▶ **TASK PROMPT**: Output all the material that follows, exactly as given.

▶ **INPUT MATERIAL**:

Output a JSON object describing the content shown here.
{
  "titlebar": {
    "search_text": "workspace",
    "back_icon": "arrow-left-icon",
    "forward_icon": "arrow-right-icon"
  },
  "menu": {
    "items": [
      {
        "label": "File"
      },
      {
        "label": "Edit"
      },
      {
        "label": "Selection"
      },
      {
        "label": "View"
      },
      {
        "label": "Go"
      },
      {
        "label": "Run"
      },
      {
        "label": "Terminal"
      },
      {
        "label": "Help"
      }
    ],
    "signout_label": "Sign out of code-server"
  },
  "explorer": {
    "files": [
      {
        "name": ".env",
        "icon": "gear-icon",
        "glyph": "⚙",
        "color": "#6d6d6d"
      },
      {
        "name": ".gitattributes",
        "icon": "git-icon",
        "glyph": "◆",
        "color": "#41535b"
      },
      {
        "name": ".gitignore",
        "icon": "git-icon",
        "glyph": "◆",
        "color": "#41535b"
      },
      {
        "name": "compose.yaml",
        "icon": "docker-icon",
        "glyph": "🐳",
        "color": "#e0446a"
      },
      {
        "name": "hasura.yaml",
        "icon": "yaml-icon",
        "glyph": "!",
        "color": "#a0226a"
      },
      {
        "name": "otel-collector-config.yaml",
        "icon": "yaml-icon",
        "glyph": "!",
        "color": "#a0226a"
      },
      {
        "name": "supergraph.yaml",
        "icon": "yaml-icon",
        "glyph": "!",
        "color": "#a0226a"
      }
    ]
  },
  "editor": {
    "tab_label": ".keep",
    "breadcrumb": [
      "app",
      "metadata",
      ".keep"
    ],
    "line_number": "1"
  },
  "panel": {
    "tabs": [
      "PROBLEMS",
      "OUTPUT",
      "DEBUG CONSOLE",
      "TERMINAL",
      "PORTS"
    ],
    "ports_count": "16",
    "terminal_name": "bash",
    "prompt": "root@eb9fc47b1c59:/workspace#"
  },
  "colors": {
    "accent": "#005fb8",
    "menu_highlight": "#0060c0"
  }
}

▶ **IN RESPONSE**:
Output a JSON object describing the content shown here.
{
  "titlebar": {
    "search_text": "workspace",
    "back_icon": "arrow-left-icon",
    "forward_icon": "arrow-right-icon"
  },
  "menu": {
    "items": [
      {
        "label": "File"
      },
      {
        "label": "Edit"
      },
      {
        "label": "Selection"
      },
      {
        "label": "View"
      },
      {
        "label": "Go"
      },
      {
        "label": "Run"
      },
      {
        "label": "Terminal"
      },
      {
        "label": "Help"
      }
    ],
    "signout_label": "Sign out of code-server"
  },
  "explorer": {
    "files": [
      {
        "name": ".env",
        "icon": "gear-icon",
        "glyph": "⚙",
        "color": "#6d6d6d"
      },
      {
        "name": ".gitattributes",
        "icon": "git-icon",
        "glyph": "◆",
        "color": "#41535b"
      },
      {
        "name": ".gitignore",
        "icon": "git-icon",
        "glyph": "◆",
        "color": "#41535b"
      },
      {
        "name": "compose.yaml",
        "icon": "docker-icon",
        "glyph": "🐳",
        "color": "#e0446a"
      },
      {
        "name": "hasura.yaml",
        "icon": "yaml-icon",
        "glyph": "!",
        "color": "#a0226a"
      },
      {
        "name": "otel-collector-config.yaml",
        "icon": "yaml-icon",
        "glyph": "!",
        "color": "#a0226a"
      },
      {
        "name": "supergraph.yaml",
        "icon": "yaml-icon",
        "glyph": "!",
        "color": "#a0226a"
      }
    ]
  },
  "editor": {
    "tab_label": ".keep",
    "breadcrumb": [
      "app",
      "metadata",
      ".keep"
    ],
    "line_number": "1"
  },
  "panel": {
    "tabs": [
      "PROBLEMS",
      "OUTPUT",
      "DEBUG CONSOLE",
      "TERMINAL",
      "PORTS"
    ],
    "ports_count": "16",
    "terminal_name": "bash",
    "prompt": "root@eb9fc47b1c59:/workspace#"
  },
  "colors": {
    "accent": "#005fb8",
    "menu_highlight": "#0060c0"
  }
}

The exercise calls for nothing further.